— start of Working data —

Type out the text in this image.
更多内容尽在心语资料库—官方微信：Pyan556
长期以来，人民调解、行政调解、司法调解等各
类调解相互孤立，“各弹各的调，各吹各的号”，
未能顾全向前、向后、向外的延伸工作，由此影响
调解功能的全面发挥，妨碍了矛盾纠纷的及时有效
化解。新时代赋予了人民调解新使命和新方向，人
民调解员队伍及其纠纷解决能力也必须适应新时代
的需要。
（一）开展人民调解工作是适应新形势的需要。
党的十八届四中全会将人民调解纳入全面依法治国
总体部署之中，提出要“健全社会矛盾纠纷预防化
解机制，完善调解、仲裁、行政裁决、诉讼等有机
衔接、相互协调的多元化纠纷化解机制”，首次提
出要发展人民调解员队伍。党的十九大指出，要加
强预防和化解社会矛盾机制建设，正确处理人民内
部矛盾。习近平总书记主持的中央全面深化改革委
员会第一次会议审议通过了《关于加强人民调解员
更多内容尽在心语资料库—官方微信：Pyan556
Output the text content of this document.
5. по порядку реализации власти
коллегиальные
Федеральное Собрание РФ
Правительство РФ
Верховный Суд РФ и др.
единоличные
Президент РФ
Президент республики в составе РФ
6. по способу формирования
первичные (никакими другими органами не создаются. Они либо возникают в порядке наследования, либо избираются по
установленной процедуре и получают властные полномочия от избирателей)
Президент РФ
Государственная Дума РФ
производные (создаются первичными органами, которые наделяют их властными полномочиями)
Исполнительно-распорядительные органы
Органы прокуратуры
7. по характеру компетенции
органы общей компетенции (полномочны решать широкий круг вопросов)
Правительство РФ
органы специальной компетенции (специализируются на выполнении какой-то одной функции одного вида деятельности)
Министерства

— end of Working data —

_What is being asked_
Reproduce the full listing above, character for character.

_Exercise output_
Type out the text in this image.
更多内容尽在心语资料库—官方微信：Pyan556
长期以来，人民调解、行政调解、司法调解等各
类调解相互孤立，“各弹各的调，各吹各的号”，
未能顾全向前、向后、向外的延伸工作，由此影响
调解功能的全面发挥，妨碍了矛盾纠纷的及时有效
化解。新时代赋予了人民调解新使命和新方向，人
民调解员队伍及其纠纷解决能力也必须适应新时代
的需要。
（一）开展人民调解工作是适应新形势的需要。
党的十八届四中全会将人民调解纳入全面依法治国
总体部署之中，提出要“健全社会矛盾纠纷预防化
解机制，完善调解、仲裁、行政裁决、诉讼等有机
衔接、相互协调的多元化纠纷化解机制”，首次提
出要发展人民调解员队伍。党的十九大指出，要加
强预防和化解社会矛盾机制建设，正确处理人民内
部矛盾。习近平总书记主持的中央全面深化改革委
员会第一次会议审议通过了《关于加强人民调解员
更多内容尽在心语资料库—官方微信：Pyan556
Output the text content of this document.
5. по порядку реализации власти
коллегиальные
Федеральное Собрание РФ
Правительство РФ
Верховный Суд РФ и др.
единоличные
Президент РФ
Президент республики в составе РФ
6. по способу формирования
первичные (никакими другими органами не создаются. Они либо возникают в порядке наследования, либо избираются по
установленной процедуре и получают властные полномочия от избирателей)
Президент РФ
Государственная Дума РФ
производные (создаются первичными органами, которые наделяют их властными полномочиями)
Исполнительно-распорядительные органы
Органы прокуратуры
7. по характеру компетенции
органы общей компетенции (полномочны решать широкий круг вопросов)
Правительство РФ
органы специальной компетенции (специализируются на выполнении какой-то одной функции одного вида деятельности)
Министерства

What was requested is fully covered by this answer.